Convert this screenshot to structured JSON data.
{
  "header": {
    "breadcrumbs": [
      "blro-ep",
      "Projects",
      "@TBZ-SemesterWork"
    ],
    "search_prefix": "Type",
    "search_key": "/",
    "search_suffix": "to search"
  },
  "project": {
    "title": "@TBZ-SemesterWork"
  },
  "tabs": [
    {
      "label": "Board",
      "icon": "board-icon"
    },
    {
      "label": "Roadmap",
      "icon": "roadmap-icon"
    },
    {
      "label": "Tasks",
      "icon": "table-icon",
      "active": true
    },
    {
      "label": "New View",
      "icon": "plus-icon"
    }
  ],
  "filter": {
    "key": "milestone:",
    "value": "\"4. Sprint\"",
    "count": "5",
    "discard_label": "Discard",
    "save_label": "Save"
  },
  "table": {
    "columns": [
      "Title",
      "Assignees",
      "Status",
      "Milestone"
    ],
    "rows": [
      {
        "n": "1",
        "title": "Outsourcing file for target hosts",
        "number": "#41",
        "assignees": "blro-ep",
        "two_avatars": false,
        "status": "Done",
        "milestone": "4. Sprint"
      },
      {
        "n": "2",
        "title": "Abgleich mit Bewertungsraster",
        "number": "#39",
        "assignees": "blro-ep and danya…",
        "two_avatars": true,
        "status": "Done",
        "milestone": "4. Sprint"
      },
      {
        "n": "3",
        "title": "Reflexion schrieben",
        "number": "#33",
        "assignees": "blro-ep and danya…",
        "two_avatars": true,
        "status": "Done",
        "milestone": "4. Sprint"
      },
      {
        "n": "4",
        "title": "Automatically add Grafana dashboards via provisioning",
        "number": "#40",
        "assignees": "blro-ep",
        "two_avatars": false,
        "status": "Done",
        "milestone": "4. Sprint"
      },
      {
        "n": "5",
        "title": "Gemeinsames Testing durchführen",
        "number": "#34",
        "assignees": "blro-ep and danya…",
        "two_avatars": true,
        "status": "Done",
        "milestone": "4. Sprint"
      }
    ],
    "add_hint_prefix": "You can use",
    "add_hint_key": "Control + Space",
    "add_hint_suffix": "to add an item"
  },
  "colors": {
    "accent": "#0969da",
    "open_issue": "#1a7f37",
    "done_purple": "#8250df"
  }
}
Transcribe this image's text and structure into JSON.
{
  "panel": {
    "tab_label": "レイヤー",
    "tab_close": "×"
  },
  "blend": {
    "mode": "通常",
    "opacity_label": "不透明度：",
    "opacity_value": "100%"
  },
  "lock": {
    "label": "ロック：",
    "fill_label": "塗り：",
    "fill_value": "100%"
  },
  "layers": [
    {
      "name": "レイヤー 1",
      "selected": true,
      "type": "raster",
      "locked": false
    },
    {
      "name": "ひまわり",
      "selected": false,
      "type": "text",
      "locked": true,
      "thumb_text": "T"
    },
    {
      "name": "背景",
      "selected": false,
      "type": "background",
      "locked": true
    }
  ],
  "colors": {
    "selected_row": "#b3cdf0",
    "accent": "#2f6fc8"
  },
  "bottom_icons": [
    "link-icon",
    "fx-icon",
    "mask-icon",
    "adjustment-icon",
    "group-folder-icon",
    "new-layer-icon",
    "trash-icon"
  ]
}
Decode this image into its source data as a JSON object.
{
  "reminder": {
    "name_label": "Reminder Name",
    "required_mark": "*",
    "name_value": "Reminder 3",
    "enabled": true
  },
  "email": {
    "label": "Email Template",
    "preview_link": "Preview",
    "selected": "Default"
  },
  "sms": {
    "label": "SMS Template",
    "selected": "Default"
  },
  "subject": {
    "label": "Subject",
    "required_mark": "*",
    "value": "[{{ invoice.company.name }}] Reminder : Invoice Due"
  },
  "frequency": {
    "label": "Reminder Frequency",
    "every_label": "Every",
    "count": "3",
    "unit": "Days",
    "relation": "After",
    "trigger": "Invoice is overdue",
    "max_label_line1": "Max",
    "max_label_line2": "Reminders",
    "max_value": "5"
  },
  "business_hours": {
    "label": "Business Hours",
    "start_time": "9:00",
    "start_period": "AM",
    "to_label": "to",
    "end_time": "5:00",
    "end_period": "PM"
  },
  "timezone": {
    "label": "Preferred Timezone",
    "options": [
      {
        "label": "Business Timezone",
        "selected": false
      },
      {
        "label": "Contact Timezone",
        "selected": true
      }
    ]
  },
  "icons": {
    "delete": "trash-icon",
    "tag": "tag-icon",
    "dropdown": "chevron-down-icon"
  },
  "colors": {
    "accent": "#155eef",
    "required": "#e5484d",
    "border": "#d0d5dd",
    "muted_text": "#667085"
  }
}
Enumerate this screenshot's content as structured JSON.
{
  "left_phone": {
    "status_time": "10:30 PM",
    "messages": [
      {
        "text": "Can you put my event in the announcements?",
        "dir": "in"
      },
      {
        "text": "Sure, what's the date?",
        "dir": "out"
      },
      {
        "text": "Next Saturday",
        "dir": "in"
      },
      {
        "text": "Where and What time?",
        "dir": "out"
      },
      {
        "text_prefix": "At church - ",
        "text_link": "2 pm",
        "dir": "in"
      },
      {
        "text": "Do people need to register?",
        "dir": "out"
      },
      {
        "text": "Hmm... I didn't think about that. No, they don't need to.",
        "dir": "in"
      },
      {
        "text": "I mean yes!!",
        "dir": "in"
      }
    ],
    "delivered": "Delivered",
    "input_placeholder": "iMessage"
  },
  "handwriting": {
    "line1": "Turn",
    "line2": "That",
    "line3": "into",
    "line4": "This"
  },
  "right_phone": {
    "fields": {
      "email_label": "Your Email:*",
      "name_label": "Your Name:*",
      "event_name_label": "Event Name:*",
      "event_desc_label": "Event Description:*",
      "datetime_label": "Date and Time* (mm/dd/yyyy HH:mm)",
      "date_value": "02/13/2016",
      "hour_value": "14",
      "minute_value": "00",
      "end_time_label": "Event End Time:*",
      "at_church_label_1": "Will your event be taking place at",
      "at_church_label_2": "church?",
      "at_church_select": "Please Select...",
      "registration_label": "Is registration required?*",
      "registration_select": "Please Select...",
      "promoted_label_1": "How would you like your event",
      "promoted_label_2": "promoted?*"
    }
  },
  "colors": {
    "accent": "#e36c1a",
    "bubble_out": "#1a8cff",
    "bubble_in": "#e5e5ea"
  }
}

* _Short problem_
Your task is to print the whole listing again exactly.

* _Reply to the task_
Convert this screenshot to structured JSON data.
{
  "header": {
    "breadcrumbs": [
      "blro-ep",
      "Projects",
      "@TBZ-SemesterWork"
    ],
    "search_prefix": "Type",
    "search_key": "/",
    "search_suffix": "to search"
  },
  "project": {
    "title": "@TBZ-SemesterWork"
  },
  "tabs": [
    {
      "label": "Board",
      "icon": "board-icon"
    },
    {
      "label": "Roadmap",
      "icon": "roadmap-icon"
    },
    {
      "label": "Tasks",
      "icon": "table-icon",
      "active": true
    },
    {
      "label": "New View",
      "icon": "plus-icon"
    }
  ],
  "filter": {
    "key": "milestone:",
    "value": "\"4. Sprint\"",
    "count": "5",
    "discard_label": "Discard",
    "save_label": "Save"
  },
  "table": {
    "columns": [
      "Title",
      "Assignees",
      "Status",
      "Milestone"
    ],
    "rows": [
      {
        "n": "1",
        "title": "Outsourcing file for target hosts",
        "number": "#41",
        "assignees": "blro-ep",
        "two_avatars": false,
        "status": "Done",
        "milestone": "4. Sprint"
      },
      {
        "n": "2",
        "title": "Abgleich mit Bewertungsraster",
        "number": "#39",
        "assignees": "blro-ep and danya…",
        "two_avatars": true,
        "status": "Done",
        "milestone": "4. Sprint"
      },
      {
        "n": "3",
        "title": "Reflexion schrieben",
        "number": "#33",
        "assignees": "blro-ep and danya…",
        "two_avatars": true,
        "status": "Done",
        "milestone": "4. Sprint"
      },
      {
        "n": "4",
        "title": "Automatically add Grafana dashboards via provisioning",
        "number": "#40",
        "assignees": "blro-ep",
        "two_avatars": false,
        "status": "Done",
        "milestone": "4. Sprint"
      },
      {
        "n": "5",
        "title": "Gemeinsames Testing durchführen",
        "number": "#34",
        "assignees": "blro-ep and danya…",
        "two_avatars": true,
        "status": "Done",
        "milestone": "4. Sprint"
      }
    ],
    "add_hint_prefix": "You can use",
    "add_hint_key": "Control + Space",
    "add_hint_suffix": "to add an item"
  },
  "colors": {
    "accent": "#0969da",
    "open_issue": "#1a7f37",
    "done_purple": "#8250df"
  }
}
Transcribe this image's text and structure into JSON.
{
  "panel": {
    "tab_label": "レイヤー",
    "tab_close": "×"
  },
  "blend": {
    "mode": "通常",
    "opacity_label": "不透明度：",
    "opacity_value": "100%"
  },
  "lock": {
    "label": "ロック：",
    "fill_label": "塗り：",
    "fill_value": "100%"
  },
  "layers": [
    {
      "name": "レイヤー 1",
      "selected": true,
      "type": "raster",
      "locked": false
    },
    {
      "name": "ひまわり",
      "selected": false,
      "type": "text",
      "locked": true,
      "thumb_text": "T"
    },
    {
      "name": "背景",
      "selected": false,
      "type": "background",
      "locked": true
    }
  ],
  "colors": {
    "selected_row": "#b3cdf0",
    "accent": "#2f6fc8"
  },
  "bottom_icons": [
    "link-icon",
    "fx-icon",
    "mask-icon",
    "adjustment-icon",
    "group-folder-icon",
    "new-layer-icon",
    "trash-icon"
  ]
}
Decode this image into its source data as a JSON object.
{
  "reminder": {
    "name_label": "Reminder Name",
    "required_mark": "*",
    "name_value": "Reminder 3",
    "enabled": true
  },
  "email": {
    "label": "Email Template",
    "preview_link": "Preview",
    "selected": "Default"
  },
  "sms": {
    "label": "SMS Template",
    "selected": "Default"
  },
  "subject": {
    "label": "Subject",
    "required_mark": "*",
    "value": "[{{ invoice.company.name }}] Reminder : Invoice Due"
  },
  "frequency": {
    "label": "Reminder Frequency",
    "every_label": "Every",
    "count": "3",
    "unit": "Days",
    "relation": "After",
    "trigger": "Invoice is overdue",
    "max_label_line1": "Max",
    "max_label_line2": "Reminders",
    "max_value": "5"
  },
  "business_hours": {
    "label": "Business Hours",
    "start_time": "9:00",
    "start_period": "AM",
    "to_label": "to",
    "end_time": "5:00",
    "end_period": "PM"
  },
  "timezone": {
    "label": "Preferred Timezone",
    "options": [
      {
        "label": "Business Timezone",
        "selected": false
      },
      {
        "label": "Contact Timezone",
        "selected": true
      }
    ]
  },
  "icons": {
    "delete": "trash-icon",
    "tag": "tag-icon",
    "dropdown": "chevron-down-icon"
  },
  "colors": {
    "accent": "#155eef",
    "required": "#e5484d",
    "border": "#d0d5dd",
    "muted_text": "#667085"
  }
}
Enumerate this screenshot's content as structured JSON.
{
  "left_phone": {
    "status_time": "10:30 PM",
    "messages": [
      {
        "text": "Can you put my event in the announcements?",
        "dir": "in"
      },
      {
        "text": "Sure, what's the date?",
        "dir": "out"
      },
      {
        "text": "Next Saturday",
        "dir": "in"
      },
      {
        "text": "Where and What time?",
        "dir": "out"
      },
      {
        "text_prefix": "At church - ",
        "text_link": "2 pm",
        "dir": "in"
      },
      {
        "text": "Do people need to register?",
        "dir": "out"
      },
      {
        "text": "Hmm... I didn't think about that. No, they don't need to.",
        "dir": "in"
      },
      {
        "text": "I mean yes!!",
        "dir": "in"
      }
    ],
    "delivered": "Delivered",
    "input_placeholder": "iMessage"
  },
  "handwriting": {
    "line1": "Turn",
    "line2": "That",
    "line3": "into",
    "line4": "This"
  },
  "right_phone": {
    "fields": {
      "email_label": "Your Email:*",
      "name_label": "Your Name:*",
      "event_name_label": "Event Name:*",
      "event_desc_label": "Event Description:*",
      "datetime_label": "Date and Time* (mm/dd/yyyy HH:mm)",
      "date_value": "02/13/2016",
      "hour_value": "14",
      "minute_value": "00",
      "end_time_label": "Event End Time:*",
      "at_church_label_1": "Will your event be taking place at",
      "at_church_label_2": "church?",
      "at_church_select": "Please Select...",
      "registration_label": "Is registration required?*",
      "registration_select": "Please Select...",
      "promoted_label_1": "How would you like your event",
      "promoted_label_2": "promoted?*"
    }
  },
  "colors": {
    "accent": "#e36c1a",
    "bubble_out": "#1a8cff",
    "bubble_in": "#e5e5ea"
  }
}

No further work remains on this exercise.